WHAT IS REQUIRED »
Quote the entries in full, character for character, without their images.

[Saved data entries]
■ ■ ■ ■ ■ ■ ■

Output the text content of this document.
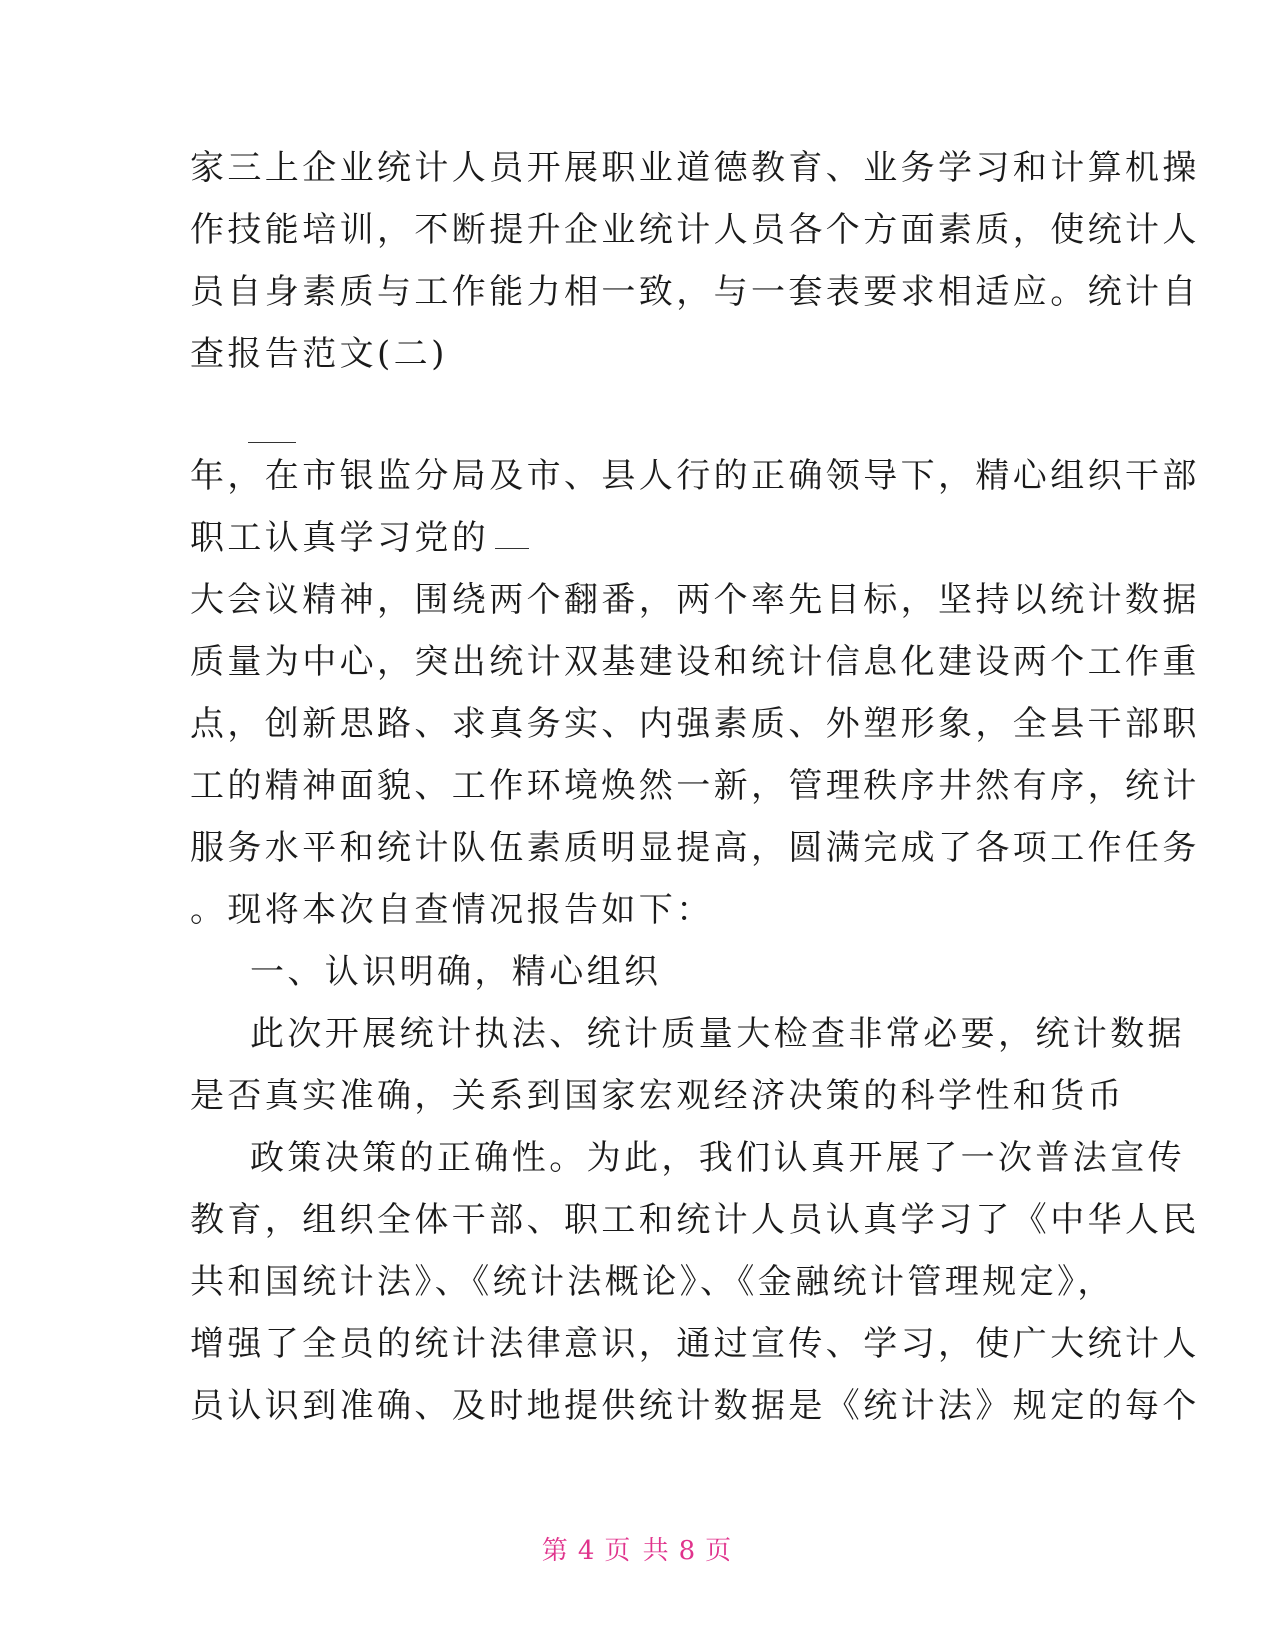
家三上企业统计人员开展职业道德教育、业务学习和计算机操
作技能培训，不断提升企业统计人员各个方面素质，使统计人
员自身素质与工作能力相一致，与一套表要求相适应。统计自
查报告范文(二)
年，在市银监分局及市、县人行的正确领导下，精心组织干部
职工认真学习党的
大会议精神，围绕两个翻番，两个率先目标，坚持以统计数据
质量为中心，突出统计双基建设和统计信息化建设两个工作重
点，创新思路、求真务实、内强素质、外塑形象，全县干部职
工的精神面貌、工作环境焕然一新，管理秩序井然有序，统计
服务水平和统计队伍素质明显提高，圆满完成了各项工作任务
。现将本次自查情况报告如下：
一、认识明确，精心组织
此次开展统计执法、统计质量大检查非常必要，统计数据
是否真实准确，关系到国家宏观经济决策的科学性和货币
政策决策的正确性。为此，我们认真开展了一次普法宣传
教育，组织全体干部、职工和统计人员认真学习了《中华人民
共和国统计法》、《统计法概论》、《金融统计管理规定》，
增强了全员的统计法律意识，通过宣传、学习，使广大统计人
员认识到准确、及时地提供统计数据是《统计法》规定的每个
第 4 页 共 8 页
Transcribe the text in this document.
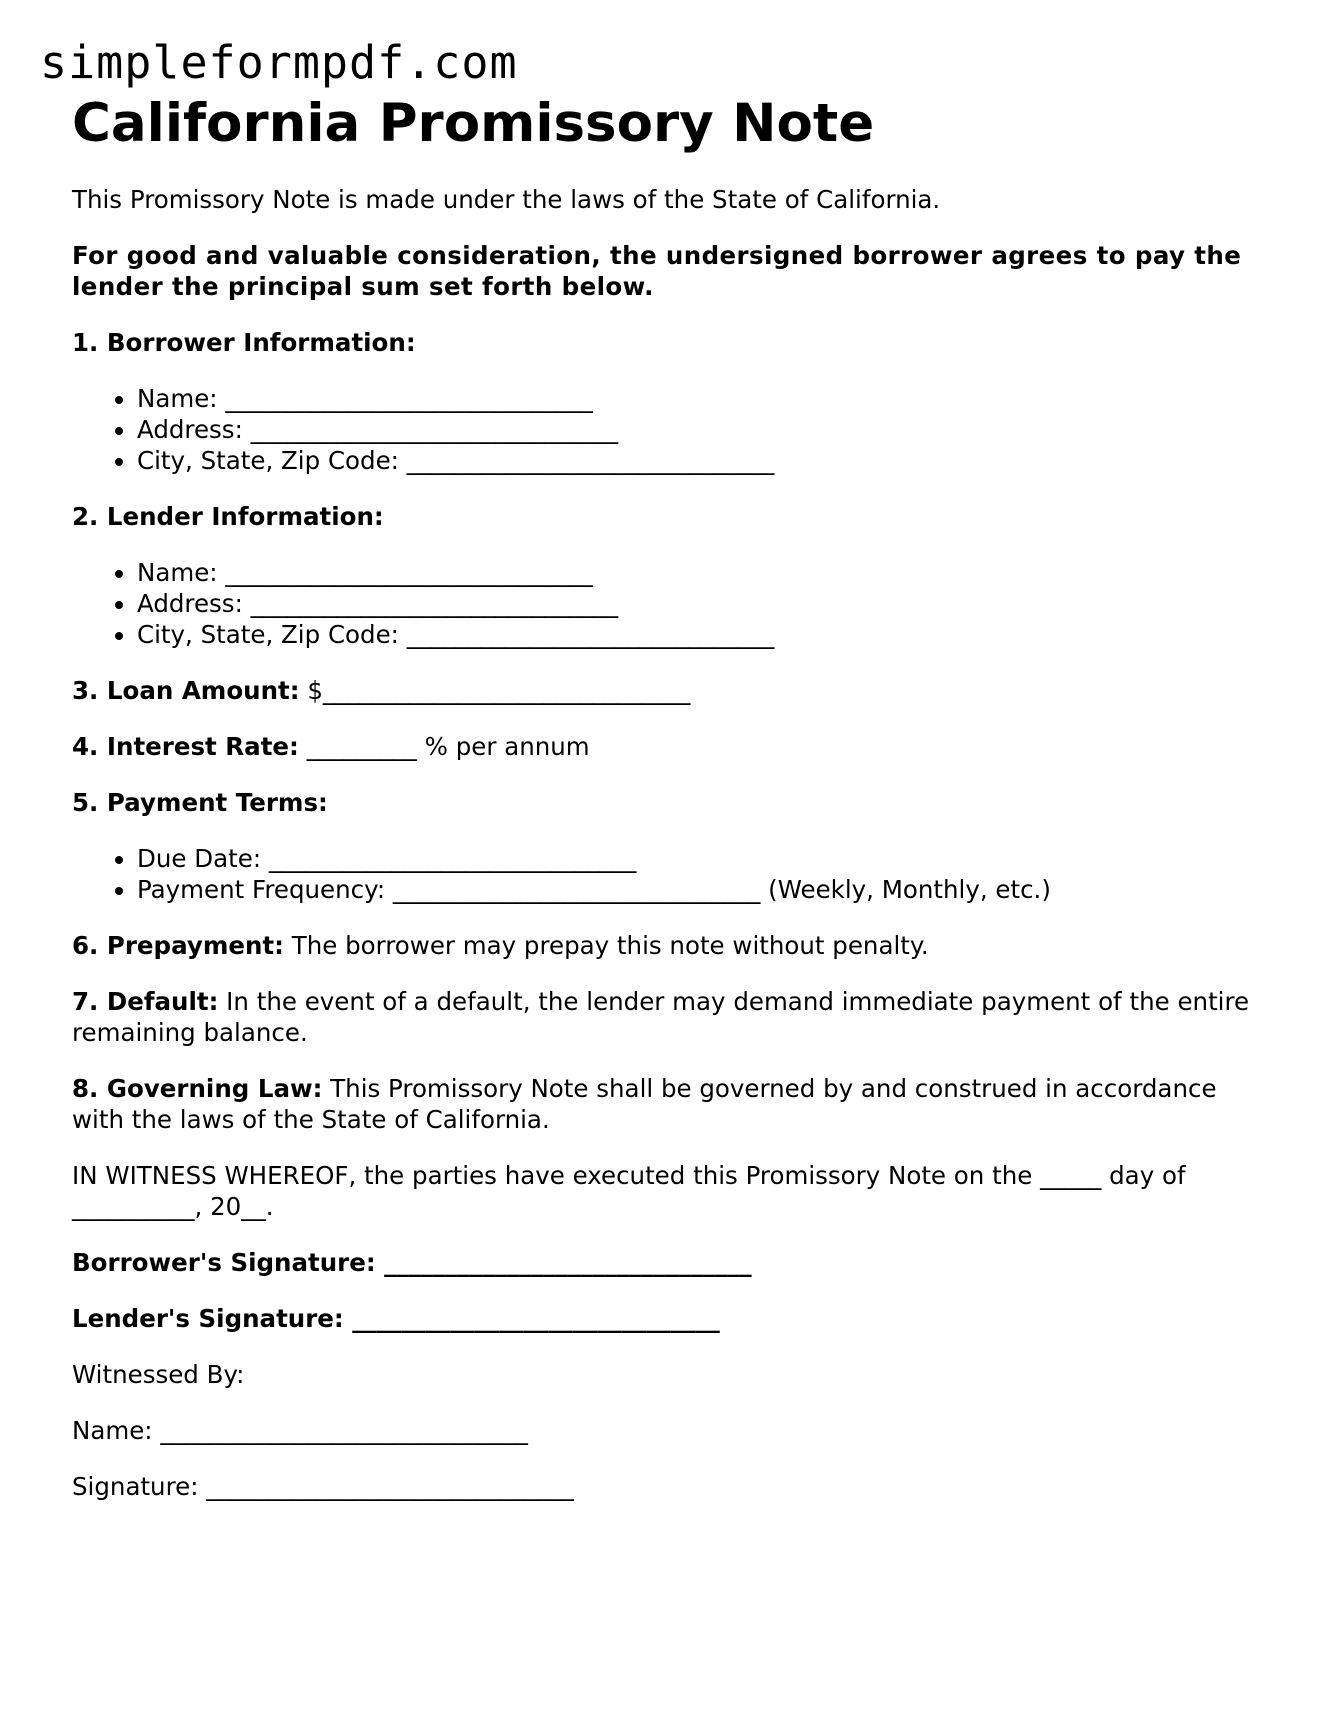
simpleformpdf.com
California Promissory Note

This Promissory Note is made under the laws of the State of California.

For good and valuable consideration, the undersigned borrower agrees to pay the lender the principal sum set forth below.

1. Borrower Information:

• Name: ______________________________
• Address: ______________________________
• City, State, Zip Code: ______________________________

2. Lender Information:

• Name: ______________________________
• Address: ______________________________
• City, State, Zip Code: ______________________________

3. Loan Amount: $______________________________

4. Interest Rate: _________ % per annum

5. Payment Terms:

• Due Date: ______________________________
• Payment Frequency: ______________________________ (Weekly, Monthly, etc.)

6. Prepayment: The borrower may prepay this note without penalty.

7. Default: In the event of a default, the lender may demand immediate payment of the entire remaining balance.

8. Governing Law: This Promissory Note shall be governed by and construed in accordance with the laws of the State of California.

IN WITNESS WHEREOF, the parties have executed this Promissory Note on the _____ day of __________, 20__.

Borrower's Signature: ______________________________

Lender's Signature: ______________________________

Witnessed By:

Name: ______________________________

Signature: ______________________________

■ ■ ■ ■ ■ ■ ■

RIGHT ANSWER »
Output the text content of this document.
家三上企业统计人员开展职业道德教育、业务学习和计算机操
作技能培训，不断提升企业统计人员各个方面素质，使统计人
员自身素质与工作能力相一致，与一套表要求相适应。统计自
查报告范文(二)
年，在市银监分局及市、县人行的正确领导下，精心组织干部
职工认真学习党的
大会议精神，围绕两个翻番，两个率先目标，坚持以统计数据
质量为中心，突出统计双基建设和统计信息化建设两个工作重
点，创新思路、求真务实、内强素质、外塑形象，全县干部职
工的精神面貌、工作环境焕然一新，管理秩序井然有序，统计
服务水平和统计队伍素质明显提高，圆满完成了各项工作任务
。现将本次自查情况报告如下：
一、认识明确，精心组织
此次开展统计执法、统计质量大检查非常必要，统计数据
是否真实准确，关系到国家宏观经济决策的科学性和货币
政策决策的正确性。为此，我们认真开展了一次普法宣传
教育，组织全体干部、职工和统计人员认真学习了《中华人民
共和国统计法》、《统计法概论》、《金融统计管理规定》，
增强了全员的统计法律意识，通过宣传、学习，使广大统计人
员认识到准确、及时地提供统计数据是《统计法》规定的每个
第 4 页 共 8 页
Transcribe the text in this document.
simpleformpdf.com
California Promissory Note

This Promissory Note is made under the laws of the State of California.

For good and valuable consideration, the undersigned borrower agrees to pay the lender the principal sum set forth below.

1. Borrower Information:

• Name: ______________________________
• Address: ______________________________
• City, State, Zip Code: ______________________________

2. Lender Information:

• Name: ______________________________
• Address: ______________________________
• City, State, Zip Code: ______________________________

3. Loan Amount: $______________________________

4. Interest Rate: _________ % per annum

5. Payment Terms:

• Due Date: ______________________________
• Payment Frequency: ______________________________ (Weekly, Monthly, etc.)

6. Prepayment: The borrower may prepay this note without penalty.

7. Default: In the event of a default, the lender may demand immediate payment of the entire remaining balance.

8. Governing Law: This Promissory Note shall be governed by and construed in accordance with the laws of the State of California.

IN WITNESS WHEREOF, the parties have executed this Promissory Note on the _____ day of __________, 20__.

Borrower's Signature: ______________________________

Lender's Signature: ______________________________

Witnessed By:

Name: ______________________________

Signature: ______________________________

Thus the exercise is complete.